═══ RECORDS PROVIDED

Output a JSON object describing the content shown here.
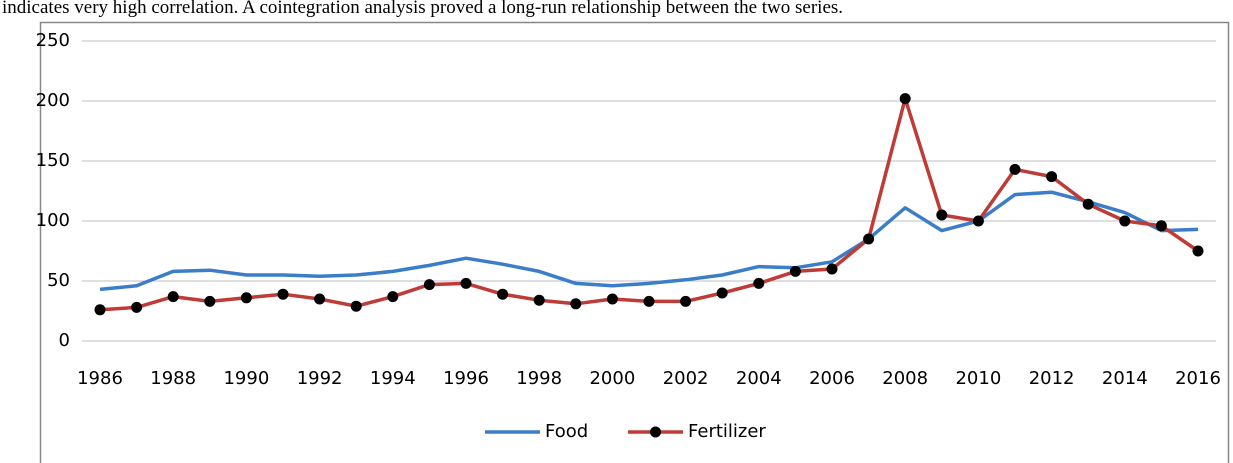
{
  "paragraph": "indicates very high correlation. A cointegration analysis proved a long-run relationship between the two series.",
  "chart_data": {
    "type": "line",
    "x": [
      1986,
      1987,
      1988,
      1989,
      1990,
      1991,
      1992,
      1993,
      1994,
      1995,
      1996,
      1997,
      1998,
      1999,
      2000,
      2001,
      2002,
      2003,
      2004,
      2005,
      2006,
      2007,
      2008,
      2009,
      2010,
      2011,
      2012,
      2013,
      2014,
      2015,
      2016
    ],
    "series": [
      {
        "name": "Food",
        "color": "#3b7dc8",
        "marker": false,
        "values": [
          43,
          46,
          58,
          59,
          55,
          55,
          54,
          55,
          58,
          63,
          69,
          64,
          58,
          48,
          46,
          48,
          51,
          55,
          62,
          61,
          66,
          85,
          111,
          92,
          100,
          122,
          124,
          116,
          107,
          92,
          93
        ]
      },
      {
        "name": "Fertilizer",
        "color": "#be3b37",
        "marker": true,
        "marker_color": "#000000",
        "values": [
          26,
          28,
          37,
          33,
          36,
          39,
          35,
          29,
          37,
          47,
          48,
          39,
          34,
          31,
          35,
          33,
          33,
          40,
          48,
          58,
          60,
          85,
          202,
          105,
          100,
          143,
          137,
          114,
          100,
          96,
          75
        ]
      }
    ],
    "xlim": [
      1986,
      2016
    ],
    "xticks": [
      1986,
      1988,
      1990,
      1992,
      1994,
      1996,
      1998,
      2000,
      2002,
      2004,
      2006,
      2008,
      2010,
      2012,
      2014,
      2016
    ],
    "ylim": [
      0,
      250
    ],
    "yticks": [
      0,
      50,
      100,
      150,
      200,
      250
    ],
    "grid": true,
    "legend": "bottom"
  }
}
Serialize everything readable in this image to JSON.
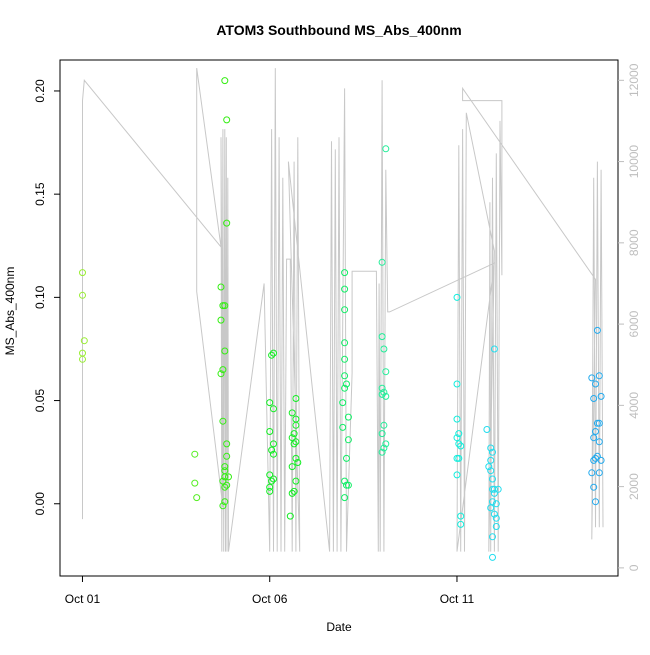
{
  "chart_data": {
    "type": "scatter",
    "title": "ATOM3 Southbound MS_Abs_400nm",
    "xlabel": "Date",
    "ylabel": "MS_Abs_400nm",
    "x_ticks": [
      {
        "label": "Oct 01",
        "value": 0
      },
      {
        "label": "Oct 06",
        "value": 5
      },
      {
        "label": "Oct 11",
        "value": 10
      }
    ],
    "xlim": [
      -0.6,
      14.3
    ],
    "ylim": [
      -0.035,
      0.215
    ],
    "y_ticks": [
      0.0,
      0.05,
      0.1,
      0.15,
      0.2
    ],
    "y_tick_labels": [
      "0.00",
      "0.05",
      "0.10",
      "0.15",
      "0.20"
    ],
    "y2_ticks": [
      0,
      2000,
      4000,
      6000,
      8000,
      10000,
      12000
    ],
    "y2_tick_labels": [
      "0",
      "2000",
      "4000",
      "6000",
      "8000",
      "10000",
      "12000"
    ],
    "y2lim": [
      -200,
      12500
    ],
    "grid": false,
    "colors": {
      "altitude_line": "#c8c8c8",
      "axis": "#000000",
      "right_axis": "#bebebe"
    },
    "series": [
      {
        "color": "#99ee33",
        "points": [
          [
            0.0,
            0.112
          ],
          [
            0.0,
            0.101
          ],
          [
            0.05,
            0.079
          ],
          [
            0.0,
            0.073
          ],
          [
            0.0,
            0.07
          ]
        ]
      },
      {
        "color": "#55ee22",
        "points": [
          [
            3.0,
            0.024
          ],
          [
            3.0,
            0.01
          ],
          [
            3.05,
            0.003
          ]
        ]
      },
      {
        "color": "#33ee11",
        "points": [
          [
            3.8,
            0.205
          ],
          [
            3.85,
            0.186
          ],
          [
            3.85,
            0.136
          ],
          [
            3.7,
            0.105
          ],
          [
            3.8,
            0.096
          ],
          [
            3.75,
            0.096
          ],
          [
            3.7,
            0.089
          ],
          [
            3.8,
            0.074
          ],
          [
            3.75,
            0.065
          ],
          [
            3.7,
            0.063
          ],
          [
            3.75,
            0.04
          ],
          [
            3.85,
            0.029
          ],
          [
            3.85,
            0.023
          ],
          [
            3.8,
            0.018
          ],
          [
            3.8,
            0.016
          ],
          [
            3.9,
            0.013
          ],
          [
            3.8,
            0.013
          ],
          [
            3.75,
            0.011
          ],
          [
            3.85,
            0.009
          ],
          [
            3.8,
            0.008
          ],
          [
            3.8,
            0.001
          ],
          [
            3.75,
            -0.001
          ]
        ]
      },
      {
        "color": "#11ee22",
        "points": [
          [
            5.1,
            0.073
          ],
          [
            5.05,
            0.072
          ],
          [
            5.0,
            0.049
          ],
          [
            5.1,
            0.046
          ],
          [
            5.0,
            0.035
          ],
          [
            5.1,
            0.029
          ],
          [
            5.05,
            0.026
          ],
          [
            5.1,
            0.024
          ],
          [
            5.0,
            0.014
          ],
          [
            5.1,
            0.012
          ],
          [
            5.05,
            0.011
          ],
          [
            5.0,
            0.008
          ],
          [
            5.0,
            0.006
          ],
          [
            5.7,
            0.051
          ],
          [
            5.6,
            0.044
          ],
          [
            5.7,
            0.041
          ],
          [
            5.7,
            0.038
          ],
          [
            5.65,
            0.034
          ],
          [
            5.6,
            0.032
          ],
          [
            5.7,
            0.03
          ],
          [
            5.65,
            0.029
          ],
          [
            5.7,
            0.022
          ],
          [
            5.75,
            0.02
          ],
          [
            5.6,
            0.018
          ],
          [
            5.7,
            0.011
          ],
          [
            5.65,
            0.006
          ],
          [
            5.6,
            0.005
          ],
          [
            5.55,
            -0.006
          ]
        ]
      },
      {
        "color": "#11ee66",
        "points": [
          [
            7.0,
            0.112
          ],
          [
            7.0,
            0.104
          ],
          [
            7.0,
            0.094
          ],
          [
            7.0,
            0.078
          ],
          [
            7.0,
            0.07
          ],
          [
            7.0,
            0.062
          ],
          [
            7.05,
            0.058
          ],
          [
            7.0,
            0.056
          ],
          [
            6.95,
            0.049
          ],
          [
            7.1,
            0.042
          ],
          [
            6.95,
            0.037
          ],
          [
            7.1,
            0.031
          ],
          [
            7.05,
            0.022
          ],
          [
            7.0,
            0.011
          ],
          [
            7.05,
            0.009
          ],
          [
            7.1,
            0.009
          ],
          [
            7.0,
            0.003
          ]
        ]
      },
      {
        "color": "#22ee99",
        "points": [
          [
            8.1,
            0.172
          ],
          [
            8.0,
            0.117
          ],
          [
            8.0,
            0.081
          ],
          [
            8.05,
            0.075
          ],
          [
            8.1,
            0.064
          ],
          [
            8.0,
            0.056
          ],
          [
            8.05,
            0.054
          ],
          [
            8.0,
            0.053
          ],
          [
            8.1,
            0.052
          ],
          [
            8.05,
            0.038
          ],
          [
            8.0,
            0.034
          ],
          [
            8.1,
            0.029
          ],
          [
            8.05,
            0.027
          ],
          [
            8.0,
            0.025
          ]
        ]
      },
      {
        "color": "#11eedd",
        "points": [
          [
            10.0,
            0.1
          ],
          [
            10.0,
            0.058
          ],
          [
            10.0,
            0.041
          ],
          [
            10.05,
            0.034
          ],
          [
            10.0,
            0.032
          ],
          [
            10.05,
            0.029
          ],
          [
            10.1,
            0.028
          ],
          [
            10.0,
            0.022
          ],
          [
            10.05,
            0.022
          ],
          [
            10.0,
            0.014
          ],
          [
            10.1,
            -0.006
          ],
          [
            10.1,
            -0.01
          ]
        ]
      },
      {
        "color": "#22ddee",
        "points": [
          [
            11.0,
            0.075
          ],
          [
            10.8,
            0.036
          ],
          [
            10.9,
            0.027
          ],
          [
            10.95,
            0.025
          ],
          [
            10.9,
            0.021
          ],
          [
            10.85,
            0.018
          ],
          [
            10.9,
            0.016
          ],
          [
            10.95,
            0.012
          ],
          [
            10.95,
            0.007
          ],
          [
            11.0,
            0.007
          ],
          [
            11.1,
            0.007
          ],
          [
            11.0,
            0.005
          ],
          [
            10.95,
            0.001
          ],
          [
            11.05,
            0.0
          ],
          [
            10.9,
            -0.002
          ],
          [
            11.0,
            -0.005
          ],
          [
            11.05,
            -0.007
          ],
          [
            11.05,
            -0.011
          ],
          [
            10.95,
            -0.016
          ],
          [
            10.95,
            -0.026
          ]
        ]
      },
      {
        "color": "#22aaee",
        "points": [
          [
            13.75,
            0.084
          ],
          [
            13.6,
            0.061
          ],
          [
            13.8,
            0.062
          ],
          [
            13.7,
            0.058
          ],
          [
            13.85,
            0.052
          ],
          [
            13.65,
            0.051
          ],
          [
            13.75,
            0.039
          ],
          [
            13.8,
            0.039
          ],
          [
            13.7,
            0.035
          ],
          [
            13.65,
            0.032
          ],
          [
            13.8,
            0.03
          ],
          [
            13.75,
            0.023
          ],
          [
            13.7,
            0.022
          ],
          [
            13.65,
            0.021
          ],
          [
            13.85,
            0.021
          ],
          [
            13.6,
            0.015
          ],
          [
            13.8,
            0.015
          ],
          [
            13.65,
            0.008
          ],
          [
            13.7,
            0.001
          ]
        ]
      }
    ],
    "altitude_line": {
      "axis": "right",
      "points": [
        [
          0.0,
          1200
        ],
        [
          0.0,
          11500
        ],
        [
          0.05,
          12000
        ],
        [
          3.7,
          7900
        ],
        [
          3.05,
          12300
        ],
        [
          3.05,
          6800
        ],
        [
          3.75,
          1500
        ],
        [
          3.7,
          10600
        ],
        [
          3.72,
          400
        ],
        [
          3.75,
          10800
        ],
        [
          3.77,
          400
        ],
        [
          3.8,
          10800
        ],
        [
          3.82,
          400
        ],
        [
          3.84,
          10600
        ],
        [
          3.86,
          400
        ],
        [
          3.88,
          9600
        ],
        [
          3.9,
          400
        ],
        [
          4.85,
          7000
        ],
        [
          5.0,
          400
        ],
        [
          5.05,
          10800
        ],
        [
          5.1,
          400
        ],
        [
          5.15,
          12300
        ],
        [
          5.2,
          400
        ],
        [
          5.25,
          10600
        ],
        [
          5.3,
          400
        ],
        [
          5.35,
          9600
        ],
        [
          5.4,
          400
        ],
        [
          5.45,
          7600
        ],
        [
          5.55,
          7600
        ],
        [
          5.6,
          400
        ],
        [
          5.65,
          10000
        ],
        [
          5.7,
          400
        ],
        [
          5.75,
          10600
        ],
        [
          5.8,
          400
        ],
        [
          5.5,
          10000
        ],
        [
          6.6,
          400
        ],
        [
          6.65,
          10500
        ],
        [
          6.7,
          400
        ],
        [
          6.75,
          10300
        ],
        [
          6.8,
          400
        ],
        [
          6.85,
          10600
        ],
        [
          6.9,
          400
        ],
        [
          7.0,
          11800
        ],
        [
          7.05,
          400
        ],
        [
          7.2,
          4800
        ],
        [
          7.2,
          7300
        ],
        [
          7.85,
          7300
        ],
        [
          7.9,
          400
        ],
        [
          7.92,
          7000
        ],
        [
          7.95,
          400
        ],
        [
          8.0,
          12000
        ],
        [
          8.05,
          400
        ],
        [
          8.1,
          9800
        ],
        [
          8.15,
          6300
        ],
        [
          8.2,
          6300
        ],
        [
          11.0,
          7500
        ],
        [
          10.0,
          400
        ],
        [
          10.05,
          10400
        ],
        [
          10.1,
          400
        ],
        [
          10.15,
          10800
        ],
        [
          10.2,
          400
        ],
        [
          10.25,
          11200
        ],
        [
          11.0,
          7800
        ],
        [
          10.85,
          400
        ],
        [
          10.88,
          9000
        ],
        [
          10.9,
          400
        ],
        [
          10.95,
          9600
        ],
        [
          11.0,
          400
        ],
        [
          11.05,
          10200
        ],
        [
          11.1,
          400
        ],
        [
          11.15,
          11000
        ],
        [
          11.2,
          7200
        ],
        [
          11.2,
          11500
        ],
        [
          10.15,
          11500
        ],
        [
          10.15,
          11800
        ],
        [
          13.7,
          7100
        ],
        [
          13.6,
          700
        ],
        [
          13.65,
          9600
        ],
        [
          13.7,
          1000
        ],
        [
          13.75,
          10000
        ],
        [
          13.8,
          1000
        ],
        [
          13.85,
          9800
        ],
        [
          13.9,
          1000
        ]
      ]
    }
  }
}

══════

*EXERCISE:* Find how many lines in the listing hold "JSON", and reply with that number only.

*RESULT OF THIS TASK:* 2